WHAT TO PRODUCE> Exactly reproduce each line of the listing that follows.

start MATERIAL PROVIDED

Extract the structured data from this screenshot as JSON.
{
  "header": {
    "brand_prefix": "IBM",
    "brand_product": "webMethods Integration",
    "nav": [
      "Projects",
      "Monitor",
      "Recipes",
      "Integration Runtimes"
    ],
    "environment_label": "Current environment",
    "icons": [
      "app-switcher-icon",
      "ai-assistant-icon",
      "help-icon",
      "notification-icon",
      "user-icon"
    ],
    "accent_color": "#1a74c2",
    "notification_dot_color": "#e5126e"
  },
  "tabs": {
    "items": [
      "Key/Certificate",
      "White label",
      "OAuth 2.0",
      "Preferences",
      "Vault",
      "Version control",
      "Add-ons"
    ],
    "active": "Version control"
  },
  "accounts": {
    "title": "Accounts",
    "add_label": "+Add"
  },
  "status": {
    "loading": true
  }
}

end MATERIAL PROVIDED

REPLY TO THE EXERCISE>
Extract the structured data from this screenshot as JSON.
{
  "header": {
    "brand_prefix": "IBM",
    "brand_product": "webMethods Integration",
    "nav": [
      "Projects",
      "Monitor",
      "Recipes",
      "Integration Runtimes"
    ],
    "environment_label": "Current environment",
    "icons": [
      "app-switcher-icon",
      "ai-assistant-icon",
      "help-icon",
      "notification-icon",
      "user-icon"
    ],
    "accent_color": "#1a74c2",
    "notification_dot_color": "#e5126e"
  },
  "tabs": {
    "items": [
      "Key/Certificate",
      "White label",
      "OAuth 2.0",
      "Preferences",
      "Vault",
      "Version control",
      "Add-ons"
    ],
    "active": "Version control"
  },
  "accounts": {
    "title": "Accounts",
    "add_label": "+Add"
  },
  "status": {
    "loading": true
  }
}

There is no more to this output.